◆ Task inputs:
####

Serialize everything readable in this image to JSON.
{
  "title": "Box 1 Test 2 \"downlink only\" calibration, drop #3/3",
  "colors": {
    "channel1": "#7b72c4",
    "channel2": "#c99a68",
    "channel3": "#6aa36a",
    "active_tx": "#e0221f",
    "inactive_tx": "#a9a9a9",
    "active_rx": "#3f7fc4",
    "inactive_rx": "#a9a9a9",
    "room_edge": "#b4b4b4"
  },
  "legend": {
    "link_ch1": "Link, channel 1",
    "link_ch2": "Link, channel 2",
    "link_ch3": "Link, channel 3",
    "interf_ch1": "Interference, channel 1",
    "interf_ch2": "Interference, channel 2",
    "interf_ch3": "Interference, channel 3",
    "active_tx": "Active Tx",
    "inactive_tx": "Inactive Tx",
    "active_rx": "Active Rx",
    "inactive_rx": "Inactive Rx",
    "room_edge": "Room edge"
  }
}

####

◆ Job:
Return the listing above in its exact form.

◆ Reply to the exercise:
Serialize everything readable in this image to JSON.
{
  "title": "Box 1 Test 2 \"downlink only\" calibration, drop #3/3",
  "colors": {
    "channel1": "#7b72c4",
    "channel2": "#c99a68",
    "channel3": "#6aa36a",
    "active_tx": "#e0221f",
    "inactive_tx": "#a9a9a9",
    "active_rx": "#3f7fc4",
    "inactive_rx": "#a9a9a9",
    "room_edge": "#b4b4b4"
  },
  "legend": {
    "link_ch1": "Link, channel 1",
    "link_ch2": "Link, channel 2",
    "link_ch3": "Link, channel 3",
    "interf_ch1": "Interference, channel 1",
    "interf_ch2": "Interference, channel 2",
    "interf_ch3": "Interference, channel 3",
    "active_tx": "Active Tx",
    "inactive_tx": "Inactive Tx",
    "active_rx": "Active Rx",
    "inactive_rx": "Inactive Rx",
    "room_edge": "Room edge"
  }
}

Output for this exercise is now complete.